## Raw records
(begin)
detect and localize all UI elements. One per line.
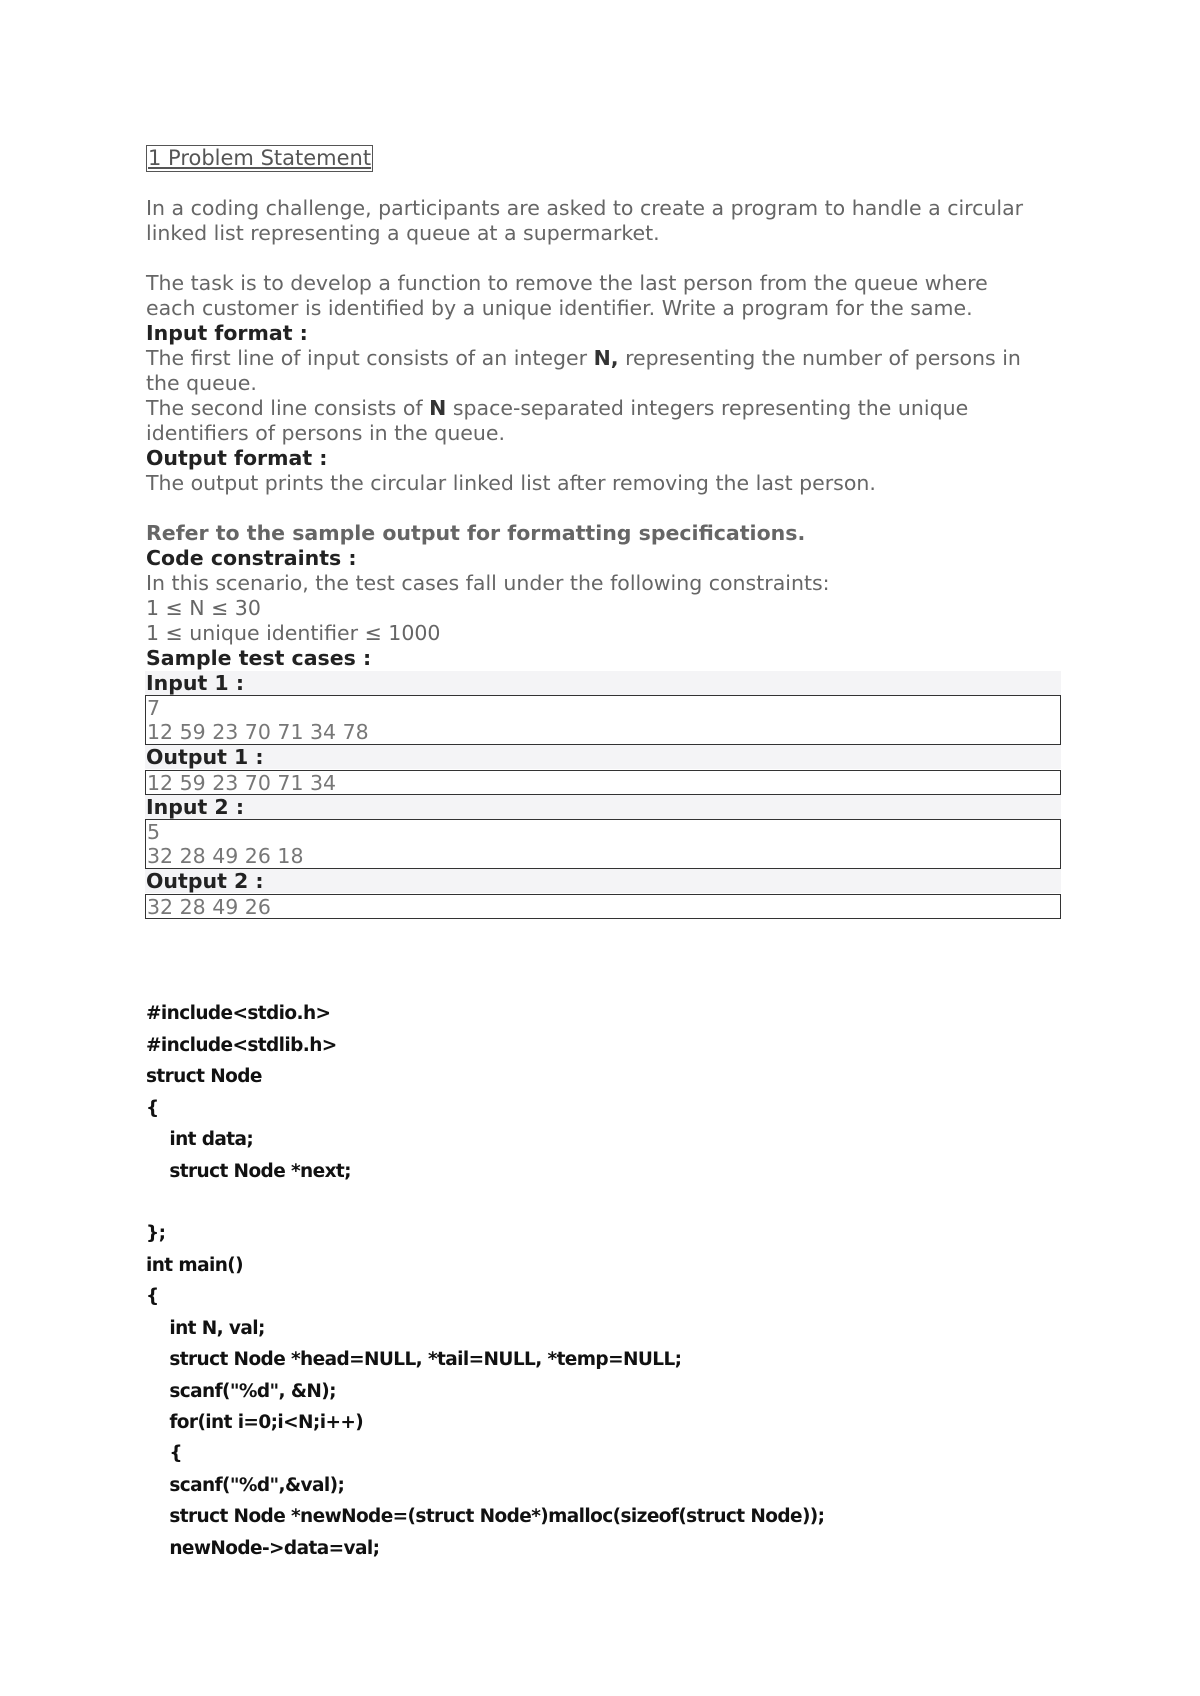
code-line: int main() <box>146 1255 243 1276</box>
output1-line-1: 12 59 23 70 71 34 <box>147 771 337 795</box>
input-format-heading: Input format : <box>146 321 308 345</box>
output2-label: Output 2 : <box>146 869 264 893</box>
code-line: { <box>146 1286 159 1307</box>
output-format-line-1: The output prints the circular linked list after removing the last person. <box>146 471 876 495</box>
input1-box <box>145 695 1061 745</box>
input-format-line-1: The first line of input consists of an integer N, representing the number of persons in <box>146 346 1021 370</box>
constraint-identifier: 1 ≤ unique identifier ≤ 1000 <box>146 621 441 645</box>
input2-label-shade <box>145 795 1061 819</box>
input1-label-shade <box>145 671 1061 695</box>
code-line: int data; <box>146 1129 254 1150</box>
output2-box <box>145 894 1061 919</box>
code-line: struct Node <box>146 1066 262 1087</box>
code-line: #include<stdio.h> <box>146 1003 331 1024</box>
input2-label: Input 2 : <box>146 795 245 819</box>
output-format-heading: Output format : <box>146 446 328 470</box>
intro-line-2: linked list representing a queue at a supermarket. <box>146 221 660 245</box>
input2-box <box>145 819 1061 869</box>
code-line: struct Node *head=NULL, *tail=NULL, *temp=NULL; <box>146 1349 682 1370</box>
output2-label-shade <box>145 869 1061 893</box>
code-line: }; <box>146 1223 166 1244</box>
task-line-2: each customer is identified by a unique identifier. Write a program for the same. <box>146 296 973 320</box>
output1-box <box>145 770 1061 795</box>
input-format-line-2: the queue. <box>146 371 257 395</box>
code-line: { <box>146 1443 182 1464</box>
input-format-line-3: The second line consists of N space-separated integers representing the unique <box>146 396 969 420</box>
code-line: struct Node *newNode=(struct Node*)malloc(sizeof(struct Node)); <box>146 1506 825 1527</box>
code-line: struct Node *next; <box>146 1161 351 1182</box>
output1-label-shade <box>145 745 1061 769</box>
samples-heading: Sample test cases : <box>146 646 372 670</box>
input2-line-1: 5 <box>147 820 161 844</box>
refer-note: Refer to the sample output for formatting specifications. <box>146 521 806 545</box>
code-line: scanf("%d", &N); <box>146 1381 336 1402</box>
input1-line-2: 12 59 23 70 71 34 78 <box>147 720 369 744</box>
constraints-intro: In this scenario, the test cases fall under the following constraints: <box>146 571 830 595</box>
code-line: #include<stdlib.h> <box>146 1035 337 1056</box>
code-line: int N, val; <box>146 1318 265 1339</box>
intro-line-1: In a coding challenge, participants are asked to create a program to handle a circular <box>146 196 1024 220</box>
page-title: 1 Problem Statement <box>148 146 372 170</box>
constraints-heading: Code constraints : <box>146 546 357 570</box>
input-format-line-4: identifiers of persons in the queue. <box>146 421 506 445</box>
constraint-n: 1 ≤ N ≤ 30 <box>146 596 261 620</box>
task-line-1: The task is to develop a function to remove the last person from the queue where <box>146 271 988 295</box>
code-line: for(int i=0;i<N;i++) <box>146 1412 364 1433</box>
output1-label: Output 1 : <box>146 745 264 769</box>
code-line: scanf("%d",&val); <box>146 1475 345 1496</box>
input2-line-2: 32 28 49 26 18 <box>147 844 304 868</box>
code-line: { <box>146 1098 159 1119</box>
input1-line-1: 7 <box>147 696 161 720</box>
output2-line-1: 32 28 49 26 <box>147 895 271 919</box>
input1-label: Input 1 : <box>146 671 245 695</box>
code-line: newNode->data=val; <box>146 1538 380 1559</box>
(end)
## Written request
Reproduce the stretch from the line containing "code-line: int main()" through the line containing "input2-box <box>145 819 1061 869</box>", changing every "heading" to "header" and leaving everything else as it stands.

## The solution
code-line: int main() <box>146 1255 243 1276</box>
output1-line-1: 12 59 23 70 71 34 <box>147 771 337 795</box>
input-format-header: Input format : <box>146 321 308 345</box>
output2-label: Output 2 : <box>146 869 264 893</box>
code-line: { <box>146 1286 159 1307</box>
output-format-line-1: The output prints the circular linked list after removing the last person. <box>146 471 876 495</box>
input1-box <box>145 695 1061 745</box>
input-format-line-1: The first line of input consists of an integer N, representing the number of persons in <box>146 346 1021 370</box>
constraint-identifier: 1 ≤ unique identifier ≤ 1000 <box>146 621 441 645</box>
input2-label-shade <box>145 795 1061 819</box>
input1-label-shade <box>145 671 1061 695</box>
code-line: int data; <box>146 1129 254 1150</box>
output2-box <box>145 894 1061 919</box>
code-line: struct Node <box>146 1066 262 1087</box>
code-line: #include<stdio.h> <box>146 1003 331 1024</box>
input2-label: Input 2 : <box>146 795 245 819</box>
output-format-header: Output format : <box>146 446 328 470</box>
intro-line-2: linked list representing a queue at a supermarket. <box>146 221 660 245</box>
input2-box <box>145 819 1061 869</box>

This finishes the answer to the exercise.